- [The problem] Return all of the data exactly as given.
—————
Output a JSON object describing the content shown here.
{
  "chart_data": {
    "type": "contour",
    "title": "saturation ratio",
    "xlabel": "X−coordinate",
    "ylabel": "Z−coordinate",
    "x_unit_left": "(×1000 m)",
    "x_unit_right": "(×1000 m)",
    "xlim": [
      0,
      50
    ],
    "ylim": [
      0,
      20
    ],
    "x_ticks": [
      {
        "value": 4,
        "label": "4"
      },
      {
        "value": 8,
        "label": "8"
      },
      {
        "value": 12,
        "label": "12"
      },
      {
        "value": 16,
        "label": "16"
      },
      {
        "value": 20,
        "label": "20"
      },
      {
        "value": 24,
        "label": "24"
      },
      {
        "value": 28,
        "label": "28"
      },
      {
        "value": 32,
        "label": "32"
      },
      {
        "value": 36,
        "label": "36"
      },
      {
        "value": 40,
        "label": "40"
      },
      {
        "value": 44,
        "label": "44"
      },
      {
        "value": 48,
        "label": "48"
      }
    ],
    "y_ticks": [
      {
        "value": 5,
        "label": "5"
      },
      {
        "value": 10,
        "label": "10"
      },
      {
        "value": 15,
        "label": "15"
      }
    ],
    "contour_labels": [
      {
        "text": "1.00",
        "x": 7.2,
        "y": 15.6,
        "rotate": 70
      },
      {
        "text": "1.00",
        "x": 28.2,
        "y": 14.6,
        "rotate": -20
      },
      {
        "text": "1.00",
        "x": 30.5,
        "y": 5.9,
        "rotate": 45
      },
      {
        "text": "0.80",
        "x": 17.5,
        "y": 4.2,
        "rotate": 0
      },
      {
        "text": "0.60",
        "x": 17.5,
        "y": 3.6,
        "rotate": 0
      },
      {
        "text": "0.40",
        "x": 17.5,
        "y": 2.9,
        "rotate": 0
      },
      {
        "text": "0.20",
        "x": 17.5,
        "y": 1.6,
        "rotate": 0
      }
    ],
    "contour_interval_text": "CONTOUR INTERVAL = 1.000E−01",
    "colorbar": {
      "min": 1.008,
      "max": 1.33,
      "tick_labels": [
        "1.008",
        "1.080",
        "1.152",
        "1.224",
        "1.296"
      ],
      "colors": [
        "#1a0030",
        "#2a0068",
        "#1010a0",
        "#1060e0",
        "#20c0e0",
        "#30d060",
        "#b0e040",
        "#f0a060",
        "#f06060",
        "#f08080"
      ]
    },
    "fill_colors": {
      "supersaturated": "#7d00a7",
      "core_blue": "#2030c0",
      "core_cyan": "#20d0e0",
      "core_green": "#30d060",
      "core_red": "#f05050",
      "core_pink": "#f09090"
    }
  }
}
—————
- [Output]
Output a JSON object describing the content shown here.
{
  "chart_data": {
    "type": "contour",
    "title": "saturation ratio",
    "xlabel": "X−coordinate",
    "ylabel": "Z−coordinate",
    "x_unit_left": "(×1000 m)",
    "x_unit_right": "(×1000 m)",
    "xlim": [
      0,
      50
    ],
    "ylim": [
      0,
      20
    ],
    "x_ticks": [
      {
        "value": 4,
        "label": "4"
      },
      {
        "value": 8,
        "label": "8"
      },
      {
        "value": 12,
        "label": "12"
      },
      {
        "value": 16,
        "label": "16"
      },
      {
        "value": 20,
        "label": "20"
      },
      {
        "value": 24,
        "label": "24"
      },
      {
        "value": 28,
        "label": "28"
      },
      {
        "value": 32,
        "label": "32"
      },
      {
        "value": 36,
        "label": "36"
      },
      {
        "value": 40,
        "label": "40"
      },
      {
        "value": 44,
        "label": "44"
      },
      {
        "value": 48,
        "label": "48"
      }
    ],
    "y_ticks": [
      {
        "value": 5,
        "label": "5"
      },
      {
        "value": 10,
        "label": "10"
      },
      {
        "value": 15,
        "label": "15"
      }
    ],
    "contour_labels": [
      {
        "text": "1.00",
        "x": 7.2,
        "y": 15.6,
        "rotate": 70
      },
      {
        "text": "1.00",
        "x": 28.2,
        "y": 14.6,
        "rotate": -20
      },
      {
        "text": "1.00",
        "x": 30.5,
        "y": 5.9,
        "rotate": 45
      },
      {
        "text": "0.80",
        "x": 17.5,
        "y": 4.2,
        "rotate": 0
      },
      {
        "text": "0.60",
        "x": 17.5,
        "y": 3.6,
        "rotate": 0
      },
      {
        "text": "0.40",
        "x": 17.5,
        "y": 2.9,
        "rotate": 0
      },
      {
        "text": "0.20",
        "x": 17.5,
        "y": 1.6,
        "rotate": 0
      }
    ],
    "contour_interval_text": "CONTOUR INTERVAL = 1.000E−01",
    "colorbar": {
      "min": 1.008,
      "max": 1.33,
      "tick_labels": [
        "1.008",
        "1.080",
        "1.152",
        "1.224",
        "1.296"
      ],
      "colors": [
        "#1a0030",
        "#2a0068",
        "#1010a0",
        "#1060e0",
        "#20c0e0",
        "#30d060",
        "#b0e040",
        "#f0a060",
        "#f06060",
        "#f08080"
      ]
    },
    "fill_colors": {
      "supersaturated": "#7d00a7",
      "core_blue": "#2030c0",
      "core_cyan": "#20d0e0",
      "core_green": "#30d060",
      "core_red": "#f05050",
      "core_pink": "#f09090"
    }
  }
}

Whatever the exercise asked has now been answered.